WORK TO DO =>
Your task is to extract every entry that follows word for word while excluding the pictures.

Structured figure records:
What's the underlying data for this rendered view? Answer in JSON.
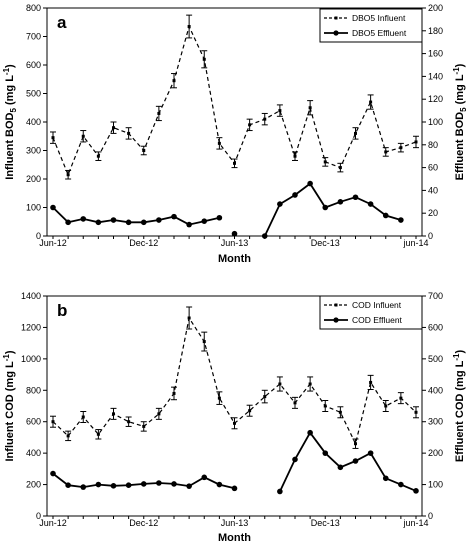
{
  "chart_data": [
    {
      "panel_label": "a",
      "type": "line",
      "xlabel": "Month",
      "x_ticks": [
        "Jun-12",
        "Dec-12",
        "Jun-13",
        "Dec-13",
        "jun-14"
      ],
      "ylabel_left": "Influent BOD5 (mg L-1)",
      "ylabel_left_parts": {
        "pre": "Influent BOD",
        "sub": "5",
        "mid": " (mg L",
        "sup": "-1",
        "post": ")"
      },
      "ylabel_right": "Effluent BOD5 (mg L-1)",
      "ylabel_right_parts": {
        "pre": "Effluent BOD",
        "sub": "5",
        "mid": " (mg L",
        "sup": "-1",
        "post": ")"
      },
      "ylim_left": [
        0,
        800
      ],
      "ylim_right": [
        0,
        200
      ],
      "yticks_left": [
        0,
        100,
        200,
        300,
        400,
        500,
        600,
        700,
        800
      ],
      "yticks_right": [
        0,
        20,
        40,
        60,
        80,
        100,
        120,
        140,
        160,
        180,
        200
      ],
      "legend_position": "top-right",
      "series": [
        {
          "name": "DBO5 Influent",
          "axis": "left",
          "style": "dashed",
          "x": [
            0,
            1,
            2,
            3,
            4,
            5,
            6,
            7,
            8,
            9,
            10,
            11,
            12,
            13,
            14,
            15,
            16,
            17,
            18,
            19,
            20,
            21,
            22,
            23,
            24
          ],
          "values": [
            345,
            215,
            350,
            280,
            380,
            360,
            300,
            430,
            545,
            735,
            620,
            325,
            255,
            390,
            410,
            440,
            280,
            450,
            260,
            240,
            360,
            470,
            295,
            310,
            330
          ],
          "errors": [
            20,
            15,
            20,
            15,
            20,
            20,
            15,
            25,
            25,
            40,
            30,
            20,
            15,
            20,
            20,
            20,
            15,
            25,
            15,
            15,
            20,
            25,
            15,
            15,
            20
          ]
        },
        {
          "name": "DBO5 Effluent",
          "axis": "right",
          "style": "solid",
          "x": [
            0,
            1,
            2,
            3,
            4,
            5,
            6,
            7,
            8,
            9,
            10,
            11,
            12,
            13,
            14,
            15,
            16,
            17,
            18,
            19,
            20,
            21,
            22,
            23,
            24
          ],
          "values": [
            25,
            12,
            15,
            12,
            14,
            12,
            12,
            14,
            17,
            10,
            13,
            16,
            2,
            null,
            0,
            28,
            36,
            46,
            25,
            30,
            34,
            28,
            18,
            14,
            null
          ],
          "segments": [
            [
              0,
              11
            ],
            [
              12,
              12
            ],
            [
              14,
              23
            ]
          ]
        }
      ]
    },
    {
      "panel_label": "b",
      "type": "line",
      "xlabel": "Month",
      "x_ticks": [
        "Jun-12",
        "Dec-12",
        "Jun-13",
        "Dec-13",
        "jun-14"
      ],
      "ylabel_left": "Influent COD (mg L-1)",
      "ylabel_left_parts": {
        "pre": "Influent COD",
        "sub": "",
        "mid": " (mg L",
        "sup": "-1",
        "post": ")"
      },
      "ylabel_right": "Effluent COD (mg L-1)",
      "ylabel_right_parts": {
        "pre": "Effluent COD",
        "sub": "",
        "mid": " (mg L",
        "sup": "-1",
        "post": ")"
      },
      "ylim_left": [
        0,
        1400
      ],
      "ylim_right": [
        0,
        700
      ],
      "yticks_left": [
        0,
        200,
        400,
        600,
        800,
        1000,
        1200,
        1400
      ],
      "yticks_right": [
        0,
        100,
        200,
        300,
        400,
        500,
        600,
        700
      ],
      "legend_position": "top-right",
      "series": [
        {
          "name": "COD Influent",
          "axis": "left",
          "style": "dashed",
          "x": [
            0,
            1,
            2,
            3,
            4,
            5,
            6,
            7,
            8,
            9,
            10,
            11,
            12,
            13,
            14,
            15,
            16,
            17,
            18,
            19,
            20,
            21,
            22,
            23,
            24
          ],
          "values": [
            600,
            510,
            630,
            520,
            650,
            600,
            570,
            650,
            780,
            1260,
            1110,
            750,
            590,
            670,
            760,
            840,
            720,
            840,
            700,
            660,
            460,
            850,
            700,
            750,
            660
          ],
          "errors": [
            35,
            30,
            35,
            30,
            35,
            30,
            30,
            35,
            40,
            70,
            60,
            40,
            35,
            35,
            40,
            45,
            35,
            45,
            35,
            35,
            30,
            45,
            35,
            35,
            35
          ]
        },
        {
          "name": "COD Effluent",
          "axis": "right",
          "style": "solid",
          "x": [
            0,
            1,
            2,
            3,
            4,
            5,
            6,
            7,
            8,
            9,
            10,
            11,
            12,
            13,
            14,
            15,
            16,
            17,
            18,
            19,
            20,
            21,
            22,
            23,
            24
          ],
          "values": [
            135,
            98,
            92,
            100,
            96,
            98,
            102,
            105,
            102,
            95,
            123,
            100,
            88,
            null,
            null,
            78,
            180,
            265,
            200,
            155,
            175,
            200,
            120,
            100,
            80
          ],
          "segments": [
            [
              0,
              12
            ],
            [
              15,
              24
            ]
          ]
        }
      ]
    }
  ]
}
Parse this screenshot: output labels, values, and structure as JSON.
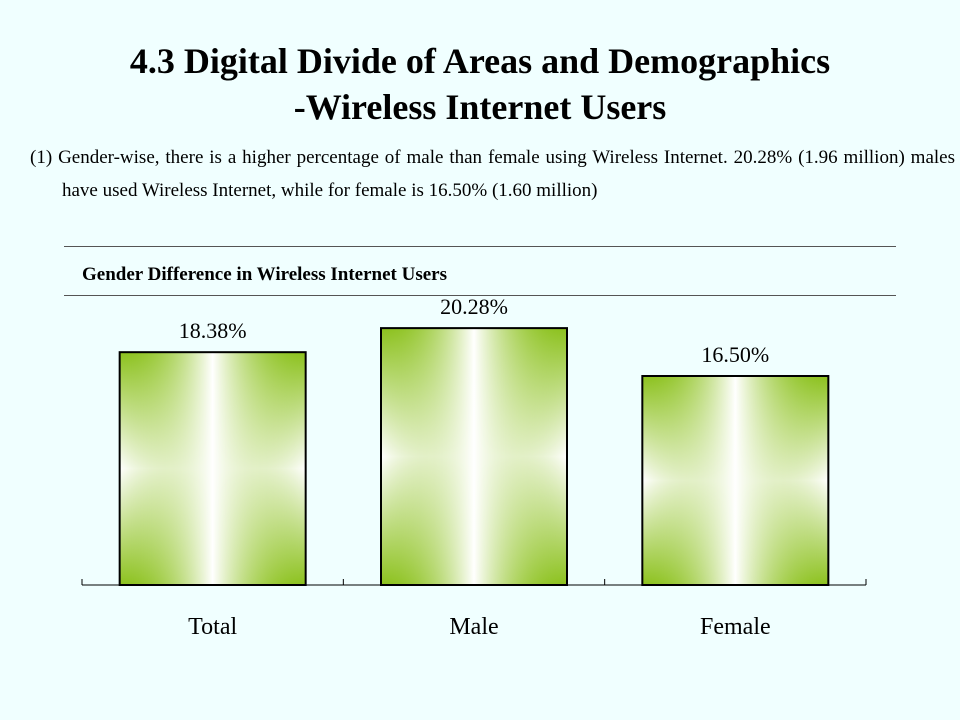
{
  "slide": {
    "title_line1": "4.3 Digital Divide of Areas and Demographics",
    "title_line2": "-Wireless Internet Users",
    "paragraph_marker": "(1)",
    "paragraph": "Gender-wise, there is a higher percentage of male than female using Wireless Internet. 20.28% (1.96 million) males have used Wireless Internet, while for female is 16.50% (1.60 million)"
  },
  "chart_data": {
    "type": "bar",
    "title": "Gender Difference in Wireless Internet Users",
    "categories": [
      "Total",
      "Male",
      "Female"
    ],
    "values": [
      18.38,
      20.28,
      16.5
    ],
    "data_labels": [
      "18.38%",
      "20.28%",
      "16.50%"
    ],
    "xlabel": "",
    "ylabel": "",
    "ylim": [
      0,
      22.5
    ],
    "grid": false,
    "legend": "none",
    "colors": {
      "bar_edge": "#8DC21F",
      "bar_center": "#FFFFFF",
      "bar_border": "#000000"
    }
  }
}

FINAL RESULT =>
What's the underlying data for this rendered view? Answer in JSON.
{
  "chart_data": [
    {
      "panel_label": "a",
      "type": "line",
      "xlabel": "Month",
      "x_ticks": [
        "Jun-12",
        "Dec-12",
        "Jun-13",
        "Dec-13",
        "jun-14"
      ],
      "ylabel_left": "Influent BOD5 (mg L-1)",
      "ylabel_left_parts": {
        "pre": "Influent BOD",
        "sub": "5",
        "mid": " (mg L",
        "sup": "-1",
        "post": ")"
      },
      "ylabel_right": "Effluent BOD5 (mg L-1)",
      "ylabel_right_parts": {
        "pre": "Effluent BOD",
        "sub": "5",
        "mid": " (mg L",
        "sup": "-1",
        "post": ")"
      },
      "ylim_left": [
        0,
        800
      ],
      "ylim_right": [
        0,
        200
      ],
      "yticks_left": [
        0,
        100,
        200,
        300,
        400,
        500,
        600,
        700,
        800
      ],
      "yticks_right": [
        0,
        20,
        40,
        60,
        80,
        100,
        120,
        140,
        160,
        180,
        200
      ],
      "legend_position": "top-right",
      "series": [
        {
          "name": "DBO5 Influent",
          "axis": "left",
          "style": "dashed",
          "x": [
            0,
            1,
            2,
            3,
            4,
            5,
            6,
            7,
            8,
            9,
            10,
            11,
            12,
            13,
            14,
            15,
            16,
            17,
            18,
            19,
            20,
            21,
            22,
            23,
            24
          ],
          "values": [
            345,
            215,
            350,
            280,
            380,
            360,
            300,
            430,
            545,
            735,
            620,
            325,
            255,
            390,
            410,
            440,
            280,
            450,
            260,
            240,
            360,
            470,
            295,
            310,
            330
          ],
          "errors": [
            20,
            15,
            20,
            15,
            20,
            20,
            15,
            25,
            25,
            40,
            30,
            20,
            15,
            20,
            20,
            20,
            15,
            25,
            15,
            15,
            20,
            25,
            15,
            15,
            20
          ]
        },
        {
          "name": "DBO5 Effluent",
          "axis": "right",
          "style": "solid",
          "x": [
            0,
            1,
            2,
            3,
            4,
            5,
            6,
            7,
            8,
            9,
            10,
            11,
            12,
            13,
            14,
            15,
            16,
            17,
            18,
            19,
            20,
            21,
            22,
            23,
            24
          ],
          "values": [
            25,
            12,
            15,
            12,
            14,
            12,
            12,
            14,
            17,
            10,
            13,
            16,
            2,
            null,
            0,
            28,
            36,
            46,
            25,
            30,
            34,
            28,
            18,
            14,
            null
          ],
          "segments": [
            [
              0,
              11
            ],
            [
              12,
              12
            ],
            [
              14,
              23
            ]
          ]
        }
      ]
    },
    {
      "panel_label": "b",
      "type": "line",
      "xlabel": "Month",
      "x_ticks": [
        "Jun-12",
        "Dec-12",
        "Jun-13",
        "Dec-13",
        "jun-14"
      ],
      "ylabel_left": "Influent COD (mg L-1)",
      "ylabel_left_parts": {
        "pre": "Influent COD",
        "sub": "",
        "mid": " (mg L",
        "sup": "-1",
        "post": ")"
      },
      "ylabel_right": "Effluent COD (mg L-1)",
      "ylabel_right_parts": {
        "pre": "Effluent COD",
        "sub": "",
        "mid": " (mg L",
        "sup": "-1",
        "post": ")"
      },
      "ylim_left": [
        0,
        1400
      ],
      "ylim_right": [
        0,
        700
      ],
      "yticks_left": [
        0,
        200,
        400,
        600,
        800,
        1000,
        1200,
        1400
      ],
      "yticks_right": [
        0,
        100,
        200,
        300,
        400,
        500,
        600,
        700
      ],
      "legend_position": "top-right",
      "series": [
        {
          "name": "COD Influent",
          "axis": "left",
          "style": "dashed",
          "x": [
            0,
            1,
            2,
            3,
            4,
            5,
            6,
            7,
            8,
            9,
            10,
            11,
            12,
            13,
            14,
            15,
            16,
            17,
            18,
            19,
            20,
            21,
            22,
            23,
            24
          ],
          "values": [
            600,
            510,
            630,
            520,
            650,
            600,
            570,
            650,
            780,
            1260,
            1110,
            750,
            590,
            670,
            760,
            840,
            720,
            840,
            700,
            660,
            460,
            850,
            700,
            750,
            660
          ],
          "errors": [
            35,
            30,
            35,
            30,
            35,
            30,
            30,
            35,
            40,
            70,
            60,
            40,
            35,
            35,
            40,
            45,
            35,
            45,
            35,
            35,
            30,
            45,
            35,
            35,
            35
          ]
        },
        {
          "name": "COD Effluent",
          "axis": "right",
          "style": "solid",
          "x": [
            0,
            1,
            2,
            3,
            4,
            5,
            6,
            7,
            8,
            9,
            10,
            11,
            12,
            13,
            14,
            15,
            16,
            17,
            18,
            19,
            20,
            21,
            22,
            23,
            24
          ],
          "values": [
            135,
            98,
            92,
            100,
            96,
            98,
            102,
            105,
            102,
            95,
            123,
            100,
            88,
            null,
            null,
            78,
            180,
            265,
            200,
            155,
            175,
            200,
            120,
            100,
            80
          ],
          "segments": [
            [
              0,
              12
            ],
            [
              15,
              24
            ]
          ]
        }
      ]
    }
  ]
}
Parse this screenshot: output labels, values, and structure as JSON.
{
  "slide": {
    "title_line1": "4.3 Digital Divide of Areas and Demographics",
    "title_line2": "-Wireless Internet Users",
    "paragraph_marker": "(1)",
    "paragraph": "Gender-wise, there is a higher percentage of male than female using Wireless Internet. 20.28% (1.96 million) males have used Wireless Internet, while for female is 16.50% (1.60 million)"
  },
  "chart_data": {
    "type": "bar",
    "title": "Gender Difference in Wireless Internet Users",
    "categories": [
      "Total",
      "Male",
      "Female"
    ],
    "values": [
      18.38,
      20.28,
      16.5
    ],
    "data_labels": [
      "18.38%",
      "20.28%",
      "16.50%"
    ],
    "xlabel": "",
    "ylabel": "",
    "ylim": [
      0,
      22.5
    ],
    "grid": false,
    "legend": "none",
    "colors": {
      "bar_edge": "#8DC21F",
      "bar_center": "#FFFFFF",
      "bar_border": "#000000"
    }
  }
}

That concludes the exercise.